::: RAW RECORDS :::

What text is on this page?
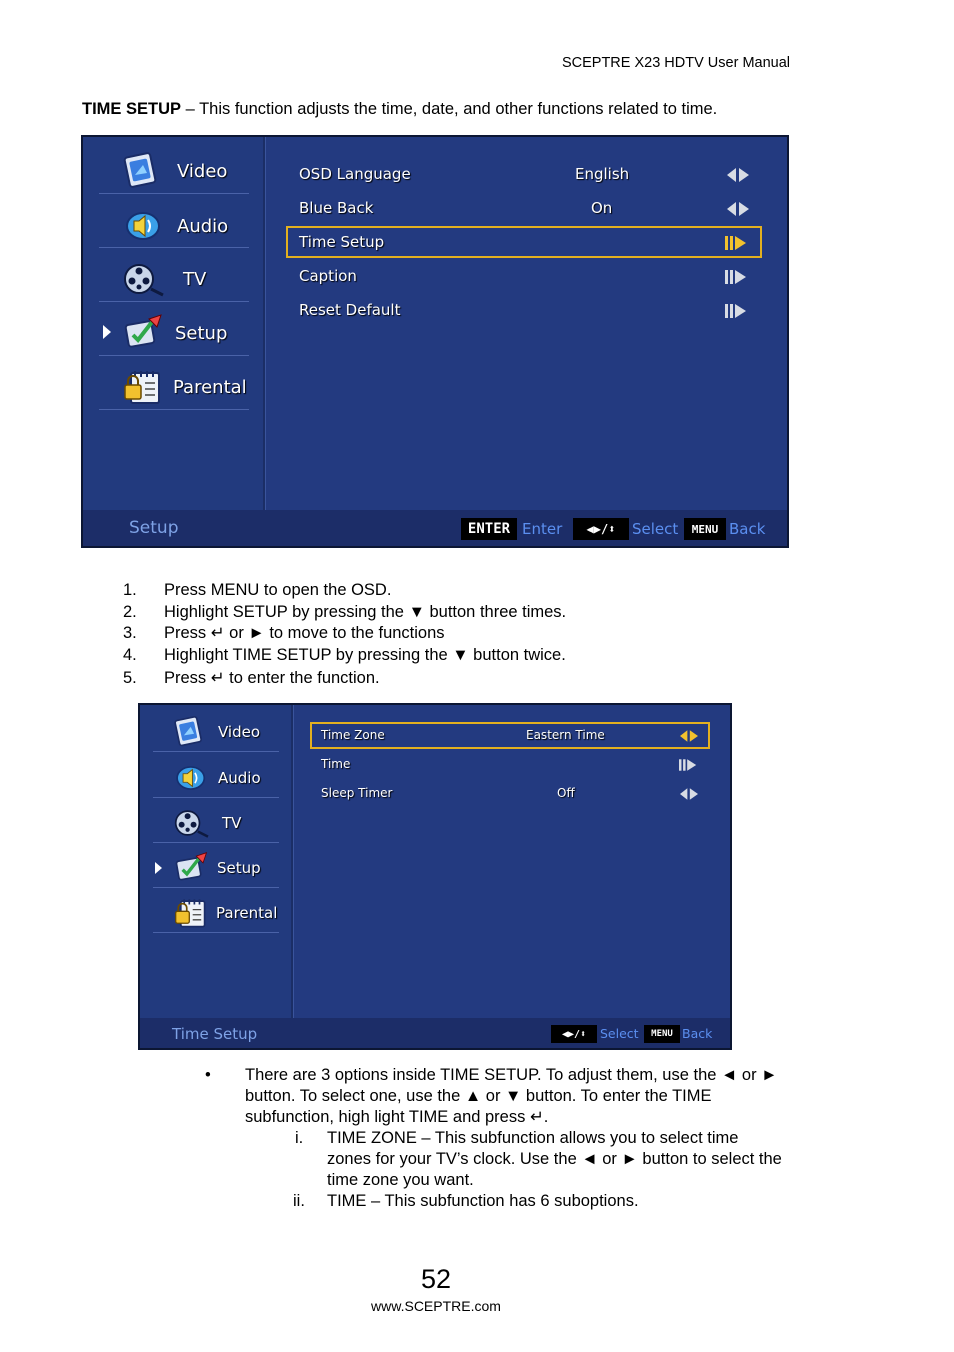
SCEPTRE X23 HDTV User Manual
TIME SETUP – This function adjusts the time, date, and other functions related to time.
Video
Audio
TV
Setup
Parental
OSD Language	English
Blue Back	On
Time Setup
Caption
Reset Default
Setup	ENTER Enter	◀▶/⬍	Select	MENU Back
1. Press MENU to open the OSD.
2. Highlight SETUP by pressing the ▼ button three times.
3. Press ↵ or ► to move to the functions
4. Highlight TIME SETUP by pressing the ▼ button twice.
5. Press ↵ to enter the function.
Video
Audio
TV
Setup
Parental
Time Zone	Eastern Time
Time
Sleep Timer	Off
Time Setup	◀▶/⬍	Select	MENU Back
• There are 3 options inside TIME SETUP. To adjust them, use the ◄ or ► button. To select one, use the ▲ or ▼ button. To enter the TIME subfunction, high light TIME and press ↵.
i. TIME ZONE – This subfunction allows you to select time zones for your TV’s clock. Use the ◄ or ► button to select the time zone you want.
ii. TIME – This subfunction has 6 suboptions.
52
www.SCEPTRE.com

:::

TO BE DONE =>
Which lines of the material contain the string "button"? List each of them.

PROBLEM SOLUTION =>
2. Highlight SETUP by pressing the ▼ button three times.
4. Highlight TIME SETUP by pressing the ▼ button twice.
• There are 3 options inside TIME SETUP. To adjust them, use the ◄ or ► button. To select one, use the ▲ or ▼ button. To enter the TIME subfunction, high light TIME and press ↵.
i. TIME ZONE – This subfunction allows you to select time zones for your TV’s clock. Use the ◄ or ► button to select the time zone you want.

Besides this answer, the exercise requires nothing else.